__CHALLENGE__.
Find the line that contains "Read all visible content and emit it as JSON." in the entries below. Output it and each later line exactly, and nothing else.

========

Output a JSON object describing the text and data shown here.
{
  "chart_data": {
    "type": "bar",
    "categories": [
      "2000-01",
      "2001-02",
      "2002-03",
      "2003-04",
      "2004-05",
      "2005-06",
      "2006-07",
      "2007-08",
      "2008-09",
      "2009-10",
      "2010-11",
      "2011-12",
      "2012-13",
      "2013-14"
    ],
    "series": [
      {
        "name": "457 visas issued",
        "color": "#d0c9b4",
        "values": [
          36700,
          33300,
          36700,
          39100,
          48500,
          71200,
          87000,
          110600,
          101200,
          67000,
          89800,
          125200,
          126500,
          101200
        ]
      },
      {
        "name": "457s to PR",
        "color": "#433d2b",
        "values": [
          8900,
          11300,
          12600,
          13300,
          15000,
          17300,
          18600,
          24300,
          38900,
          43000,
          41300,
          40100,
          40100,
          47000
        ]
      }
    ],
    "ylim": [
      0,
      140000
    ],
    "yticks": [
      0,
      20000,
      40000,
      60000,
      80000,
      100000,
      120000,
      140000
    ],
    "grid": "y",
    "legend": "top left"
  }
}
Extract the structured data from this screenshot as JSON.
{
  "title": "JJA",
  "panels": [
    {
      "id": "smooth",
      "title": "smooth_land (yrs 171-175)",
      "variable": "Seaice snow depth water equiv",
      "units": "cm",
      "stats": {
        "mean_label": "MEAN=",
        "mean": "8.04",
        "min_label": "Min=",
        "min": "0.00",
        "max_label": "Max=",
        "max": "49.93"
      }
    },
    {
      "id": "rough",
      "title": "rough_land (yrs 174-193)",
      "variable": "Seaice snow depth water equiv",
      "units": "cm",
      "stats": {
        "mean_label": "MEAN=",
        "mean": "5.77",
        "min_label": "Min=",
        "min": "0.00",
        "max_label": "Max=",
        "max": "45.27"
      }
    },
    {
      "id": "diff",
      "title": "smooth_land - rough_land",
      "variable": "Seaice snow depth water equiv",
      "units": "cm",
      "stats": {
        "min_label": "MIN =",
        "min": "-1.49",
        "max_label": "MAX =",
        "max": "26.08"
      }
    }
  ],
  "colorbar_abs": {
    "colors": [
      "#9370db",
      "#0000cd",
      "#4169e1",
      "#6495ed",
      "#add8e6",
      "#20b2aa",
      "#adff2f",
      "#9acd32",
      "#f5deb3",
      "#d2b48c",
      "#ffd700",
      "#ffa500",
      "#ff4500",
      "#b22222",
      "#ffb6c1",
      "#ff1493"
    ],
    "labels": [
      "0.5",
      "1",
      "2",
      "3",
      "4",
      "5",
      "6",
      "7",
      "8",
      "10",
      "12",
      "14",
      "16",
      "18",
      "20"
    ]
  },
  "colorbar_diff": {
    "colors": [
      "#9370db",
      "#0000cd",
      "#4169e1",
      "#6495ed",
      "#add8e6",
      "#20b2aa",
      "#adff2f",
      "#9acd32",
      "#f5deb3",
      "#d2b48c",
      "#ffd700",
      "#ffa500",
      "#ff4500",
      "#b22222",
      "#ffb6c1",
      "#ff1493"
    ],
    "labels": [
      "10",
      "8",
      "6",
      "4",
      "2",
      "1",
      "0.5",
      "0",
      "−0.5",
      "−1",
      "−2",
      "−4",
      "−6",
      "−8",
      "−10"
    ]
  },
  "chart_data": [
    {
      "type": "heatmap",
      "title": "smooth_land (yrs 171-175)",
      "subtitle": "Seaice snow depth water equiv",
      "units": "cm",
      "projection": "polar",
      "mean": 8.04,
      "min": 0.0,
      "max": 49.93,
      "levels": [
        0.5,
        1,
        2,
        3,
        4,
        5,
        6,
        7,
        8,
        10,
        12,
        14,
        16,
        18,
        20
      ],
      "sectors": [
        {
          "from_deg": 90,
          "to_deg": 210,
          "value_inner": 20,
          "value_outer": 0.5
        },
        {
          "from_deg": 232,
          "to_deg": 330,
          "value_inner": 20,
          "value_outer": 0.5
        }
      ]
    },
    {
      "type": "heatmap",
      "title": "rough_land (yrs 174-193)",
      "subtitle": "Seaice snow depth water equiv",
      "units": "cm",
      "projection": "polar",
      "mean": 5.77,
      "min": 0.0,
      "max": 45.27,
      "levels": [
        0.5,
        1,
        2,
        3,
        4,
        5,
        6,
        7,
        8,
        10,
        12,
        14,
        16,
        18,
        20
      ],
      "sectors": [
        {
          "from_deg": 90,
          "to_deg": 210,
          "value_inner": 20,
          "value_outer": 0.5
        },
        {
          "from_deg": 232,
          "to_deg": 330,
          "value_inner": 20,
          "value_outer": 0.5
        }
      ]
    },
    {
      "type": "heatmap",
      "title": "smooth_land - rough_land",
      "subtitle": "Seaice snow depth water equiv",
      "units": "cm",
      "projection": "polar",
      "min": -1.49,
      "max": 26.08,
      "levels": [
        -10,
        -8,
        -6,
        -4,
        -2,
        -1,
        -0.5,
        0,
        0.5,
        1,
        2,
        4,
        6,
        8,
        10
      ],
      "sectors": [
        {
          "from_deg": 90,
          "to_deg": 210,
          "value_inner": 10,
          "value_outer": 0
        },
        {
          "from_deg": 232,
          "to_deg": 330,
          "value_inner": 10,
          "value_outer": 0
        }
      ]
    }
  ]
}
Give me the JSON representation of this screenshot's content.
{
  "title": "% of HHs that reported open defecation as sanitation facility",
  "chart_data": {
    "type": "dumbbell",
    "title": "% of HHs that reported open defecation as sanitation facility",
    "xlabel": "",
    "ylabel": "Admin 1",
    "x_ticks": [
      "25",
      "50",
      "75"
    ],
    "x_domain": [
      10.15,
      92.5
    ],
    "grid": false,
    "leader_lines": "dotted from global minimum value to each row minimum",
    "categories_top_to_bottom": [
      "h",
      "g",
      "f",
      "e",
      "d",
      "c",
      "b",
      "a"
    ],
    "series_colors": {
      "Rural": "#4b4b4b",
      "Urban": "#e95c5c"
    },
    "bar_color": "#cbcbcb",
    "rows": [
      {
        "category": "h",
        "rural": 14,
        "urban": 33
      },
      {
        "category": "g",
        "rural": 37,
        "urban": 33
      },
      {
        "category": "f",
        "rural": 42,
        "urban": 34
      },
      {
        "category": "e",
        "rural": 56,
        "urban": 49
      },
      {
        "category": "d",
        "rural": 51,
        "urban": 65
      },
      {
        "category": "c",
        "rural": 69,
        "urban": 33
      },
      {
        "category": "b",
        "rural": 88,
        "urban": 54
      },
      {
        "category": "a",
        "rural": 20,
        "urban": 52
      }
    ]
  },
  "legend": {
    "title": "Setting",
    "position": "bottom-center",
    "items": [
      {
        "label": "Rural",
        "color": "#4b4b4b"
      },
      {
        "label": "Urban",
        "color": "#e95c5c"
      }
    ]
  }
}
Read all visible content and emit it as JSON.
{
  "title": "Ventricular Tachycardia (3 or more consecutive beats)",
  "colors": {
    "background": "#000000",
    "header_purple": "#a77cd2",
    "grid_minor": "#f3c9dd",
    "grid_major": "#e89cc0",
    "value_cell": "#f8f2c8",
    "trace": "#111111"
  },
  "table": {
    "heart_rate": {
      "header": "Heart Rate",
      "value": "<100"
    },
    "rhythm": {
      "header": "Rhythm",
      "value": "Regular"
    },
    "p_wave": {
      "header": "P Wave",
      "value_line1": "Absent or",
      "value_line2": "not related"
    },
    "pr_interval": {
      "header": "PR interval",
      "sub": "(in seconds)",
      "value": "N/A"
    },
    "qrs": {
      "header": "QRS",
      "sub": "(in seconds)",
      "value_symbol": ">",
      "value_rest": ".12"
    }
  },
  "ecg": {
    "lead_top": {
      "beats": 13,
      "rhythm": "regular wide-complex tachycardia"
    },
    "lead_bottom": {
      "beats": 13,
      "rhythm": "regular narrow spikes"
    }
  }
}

========

__OUTPUT__.
Read all visible content and emit it as JSON.
{
  "title": "Ventricular Tachycardia (3 or more consecutive beats)",
  "colors": {
    "background": "#000000",
    "header_purple": "#a77cd2",
    "grid_minor": "#f3c9dd",
    "grid_major": "#e89cc0",
    "value_cell": "#f8f2c8",
    "trace": "#111111"
  },
  "table": {
    "heart_rate": {
      "header": "Heart Rate",
      "value": "<100"
    },
    "rhythm": {
      "header": "Rhythm",
      "value": "Regular"
    },
    "p_wave": {
      "header": "P Wave",
      "value_line1": "Absent or",
      "value_line2": "not related"
    },
    "pr_interval": {
      "header": "PR interval",
      "sub": "(in seconds)",
      "value": "N/A"
    },
    "qrs": {
      "header": "QRS",
      "sub": "(in seconds)",
      "value_symbol": ">",
      "value_rest": ".12"
    }
  },
  "ecg": {
    "lead_top": {
      "beats": 13,
      "rhythm": "regular wide-complex tachycardia"
    },
    "lead_bottom": {
      "beats": 13,
      "rhythm": "regular narrow spikes"
    }
  }
}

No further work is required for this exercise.